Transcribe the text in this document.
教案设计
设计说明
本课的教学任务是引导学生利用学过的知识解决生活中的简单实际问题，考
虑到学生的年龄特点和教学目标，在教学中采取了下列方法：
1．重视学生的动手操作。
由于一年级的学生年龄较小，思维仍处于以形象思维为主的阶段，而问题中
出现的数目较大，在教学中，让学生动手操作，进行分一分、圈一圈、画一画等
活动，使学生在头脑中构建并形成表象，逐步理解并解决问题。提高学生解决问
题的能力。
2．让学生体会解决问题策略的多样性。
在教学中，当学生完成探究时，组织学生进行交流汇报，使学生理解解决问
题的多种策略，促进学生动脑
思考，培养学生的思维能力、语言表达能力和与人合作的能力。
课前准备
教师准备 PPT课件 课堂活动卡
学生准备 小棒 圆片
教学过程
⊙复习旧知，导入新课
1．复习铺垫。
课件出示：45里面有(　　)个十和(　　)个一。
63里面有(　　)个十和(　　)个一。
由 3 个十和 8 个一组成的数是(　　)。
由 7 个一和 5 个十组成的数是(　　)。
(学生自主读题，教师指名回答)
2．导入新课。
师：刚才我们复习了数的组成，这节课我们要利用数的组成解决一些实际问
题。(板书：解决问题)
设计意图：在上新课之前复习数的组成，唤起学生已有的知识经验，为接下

•••

* EXERCISE DESCRIPTION:
Write out every entry word for word.

* THE RESULT:
Transcribe the text in this document.
教案设计
设计说明
本课的教学任务是引导学生利用学过的知识解决生活中的简单实际问题，考
虑到学生的年龄特点和教学目标，在教学中采取了下列方法：
1．重视学生的动手操作。
由于一年级的学生年龄较小，思维仍处于以形象思维为主的阶段，而问题中
出现的数目较大，在教学中，让学生动手操作，进行分一分、圈一圈、画一画等
活动，使学生在头脑中构建并形成表象，逐步理解并解决问题。提高学生解决问
题的能力。
2．让学生体会解决问题策略的多样性。
在教学中，当学生完成探究时，组织学生进行交流汇报，使学生理解解决问
题的多种策略，促进学生动脑
思考，培养学生的思维能力、语言表达能力和与人合作的能力。
课前准备
教师准备 PPT课件 课堂活动卡
学生准备 小棒 圆片
教学过程
⊙复习旧知，导入新课
1．复习铺垫。
课件出示：45里面有(　　)个十和(　　)个一。
63里面有(　　)个十和(　　)个一。
由 3 个十和 8 个一组成的数是(　　)。
由 7 个一和 5 个十组成的数是(　　)。
(学生自主读题，教师指名回答)
2．导入新课。
师：刚才我们复习了数的组成，这节课我们要利用数的组成解决一些实际问
题。(板书：解决问题)
设计意图：在上新课之前复习数的组成，唤起学生已有的知识经验，为接下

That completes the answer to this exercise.